'''
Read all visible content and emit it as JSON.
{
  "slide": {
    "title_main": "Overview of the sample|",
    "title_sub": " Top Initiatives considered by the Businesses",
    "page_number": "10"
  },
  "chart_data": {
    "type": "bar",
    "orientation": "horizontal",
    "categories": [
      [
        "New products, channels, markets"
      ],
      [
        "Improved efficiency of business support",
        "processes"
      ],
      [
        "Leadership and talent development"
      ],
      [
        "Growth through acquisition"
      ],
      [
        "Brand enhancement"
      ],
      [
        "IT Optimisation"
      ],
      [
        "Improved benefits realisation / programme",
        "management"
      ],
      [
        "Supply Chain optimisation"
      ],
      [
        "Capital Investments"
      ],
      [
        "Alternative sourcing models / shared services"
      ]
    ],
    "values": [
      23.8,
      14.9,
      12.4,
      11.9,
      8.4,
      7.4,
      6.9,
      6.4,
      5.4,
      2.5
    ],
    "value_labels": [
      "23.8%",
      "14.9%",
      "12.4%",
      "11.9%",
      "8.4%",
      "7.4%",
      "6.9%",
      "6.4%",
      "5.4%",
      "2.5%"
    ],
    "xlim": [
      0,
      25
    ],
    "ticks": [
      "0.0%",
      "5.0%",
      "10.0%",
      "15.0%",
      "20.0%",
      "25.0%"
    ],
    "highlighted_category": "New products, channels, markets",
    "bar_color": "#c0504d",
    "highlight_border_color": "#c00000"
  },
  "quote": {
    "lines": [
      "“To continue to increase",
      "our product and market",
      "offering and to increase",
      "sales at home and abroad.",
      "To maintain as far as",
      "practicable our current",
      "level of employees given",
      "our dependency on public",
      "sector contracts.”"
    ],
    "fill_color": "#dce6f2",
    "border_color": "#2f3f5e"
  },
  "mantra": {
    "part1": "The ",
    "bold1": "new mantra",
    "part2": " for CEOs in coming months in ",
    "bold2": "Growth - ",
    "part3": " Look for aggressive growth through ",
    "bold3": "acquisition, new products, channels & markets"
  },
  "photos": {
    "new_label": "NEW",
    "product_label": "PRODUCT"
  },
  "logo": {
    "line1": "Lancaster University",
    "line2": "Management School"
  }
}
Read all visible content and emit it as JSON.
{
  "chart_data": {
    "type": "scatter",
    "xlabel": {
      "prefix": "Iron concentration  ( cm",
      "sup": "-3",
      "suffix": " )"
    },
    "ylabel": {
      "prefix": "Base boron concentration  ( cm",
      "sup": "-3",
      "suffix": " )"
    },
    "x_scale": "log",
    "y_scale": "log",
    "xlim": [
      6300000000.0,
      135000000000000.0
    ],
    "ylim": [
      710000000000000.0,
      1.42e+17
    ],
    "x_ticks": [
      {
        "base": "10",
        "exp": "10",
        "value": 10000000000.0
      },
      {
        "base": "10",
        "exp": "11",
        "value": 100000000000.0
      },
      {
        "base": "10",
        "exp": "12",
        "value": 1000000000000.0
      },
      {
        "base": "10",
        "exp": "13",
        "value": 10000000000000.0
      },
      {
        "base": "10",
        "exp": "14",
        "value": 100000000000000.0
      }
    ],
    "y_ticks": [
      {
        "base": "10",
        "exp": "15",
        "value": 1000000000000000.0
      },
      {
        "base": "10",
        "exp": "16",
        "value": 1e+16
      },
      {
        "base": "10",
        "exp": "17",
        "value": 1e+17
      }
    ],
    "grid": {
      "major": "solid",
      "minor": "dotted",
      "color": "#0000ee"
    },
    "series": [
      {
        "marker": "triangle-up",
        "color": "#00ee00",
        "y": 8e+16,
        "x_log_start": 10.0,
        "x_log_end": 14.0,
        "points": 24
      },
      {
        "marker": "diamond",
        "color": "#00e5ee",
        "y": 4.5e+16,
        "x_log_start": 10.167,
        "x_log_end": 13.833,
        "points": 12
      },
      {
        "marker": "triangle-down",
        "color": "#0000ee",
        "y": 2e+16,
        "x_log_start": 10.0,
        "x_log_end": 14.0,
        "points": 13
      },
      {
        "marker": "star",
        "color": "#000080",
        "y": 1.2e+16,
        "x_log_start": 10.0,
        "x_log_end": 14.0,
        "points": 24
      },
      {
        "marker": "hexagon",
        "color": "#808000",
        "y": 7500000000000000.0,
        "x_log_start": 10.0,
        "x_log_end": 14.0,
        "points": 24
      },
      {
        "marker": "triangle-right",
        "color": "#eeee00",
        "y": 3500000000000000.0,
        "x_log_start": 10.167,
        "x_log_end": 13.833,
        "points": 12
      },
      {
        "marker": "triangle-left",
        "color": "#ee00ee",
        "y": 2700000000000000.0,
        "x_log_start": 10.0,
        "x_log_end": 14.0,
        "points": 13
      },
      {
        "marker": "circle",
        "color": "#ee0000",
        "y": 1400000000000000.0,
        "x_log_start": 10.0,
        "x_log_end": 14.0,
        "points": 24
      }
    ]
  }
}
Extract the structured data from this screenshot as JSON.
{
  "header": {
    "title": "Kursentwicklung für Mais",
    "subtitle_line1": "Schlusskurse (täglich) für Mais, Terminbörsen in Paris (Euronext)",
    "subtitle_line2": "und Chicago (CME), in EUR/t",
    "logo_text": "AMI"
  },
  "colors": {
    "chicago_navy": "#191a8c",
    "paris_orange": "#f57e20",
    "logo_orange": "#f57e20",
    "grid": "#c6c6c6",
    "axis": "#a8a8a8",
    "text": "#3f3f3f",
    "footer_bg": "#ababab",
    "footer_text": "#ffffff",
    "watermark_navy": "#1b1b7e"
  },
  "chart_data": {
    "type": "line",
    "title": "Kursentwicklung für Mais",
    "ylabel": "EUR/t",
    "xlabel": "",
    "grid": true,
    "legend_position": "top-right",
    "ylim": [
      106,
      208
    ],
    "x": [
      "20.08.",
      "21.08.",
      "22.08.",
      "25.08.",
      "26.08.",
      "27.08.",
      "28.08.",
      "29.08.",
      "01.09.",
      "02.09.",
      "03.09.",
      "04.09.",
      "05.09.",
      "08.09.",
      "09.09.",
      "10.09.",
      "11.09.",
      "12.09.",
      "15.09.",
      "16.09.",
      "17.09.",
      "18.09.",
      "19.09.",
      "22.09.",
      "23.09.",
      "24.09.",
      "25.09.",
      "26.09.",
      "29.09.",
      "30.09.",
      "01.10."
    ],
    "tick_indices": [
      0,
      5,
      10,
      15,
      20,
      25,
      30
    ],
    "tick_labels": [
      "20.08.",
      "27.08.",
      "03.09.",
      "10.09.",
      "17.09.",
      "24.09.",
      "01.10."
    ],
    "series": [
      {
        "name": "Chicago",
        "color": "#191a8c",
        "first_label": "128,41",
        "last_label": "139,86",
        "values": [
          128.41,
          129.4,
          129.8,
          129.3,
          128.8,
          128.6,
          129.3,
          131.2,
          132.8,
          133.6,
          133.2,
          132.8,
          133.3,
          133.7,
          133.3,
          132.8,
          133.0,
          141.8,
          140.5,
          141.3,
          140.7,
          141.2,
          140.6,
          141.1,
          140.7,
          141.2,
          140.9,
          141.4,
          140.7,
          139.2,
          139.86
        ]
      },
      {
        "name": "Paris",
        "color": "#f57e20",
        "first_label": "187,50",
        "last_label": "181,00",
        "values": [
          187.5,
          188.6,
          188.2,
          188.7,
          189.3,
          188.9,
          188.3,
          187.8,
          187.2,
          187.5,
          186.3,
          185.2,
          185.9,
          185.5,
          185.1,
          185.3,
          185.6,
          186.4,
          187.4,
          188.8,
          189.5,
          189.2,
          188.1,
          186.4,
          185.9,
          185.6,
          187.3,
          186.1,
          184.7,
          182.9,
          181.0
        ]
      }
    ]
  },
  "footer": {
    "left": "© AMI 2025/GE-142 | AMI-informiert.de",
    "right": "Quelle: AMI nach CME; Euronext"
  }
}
'''
Required work:
Within the data above, pick out all lines holding the word "increase".

The reply:
      "“To continue to increase",
      "offering and to increase",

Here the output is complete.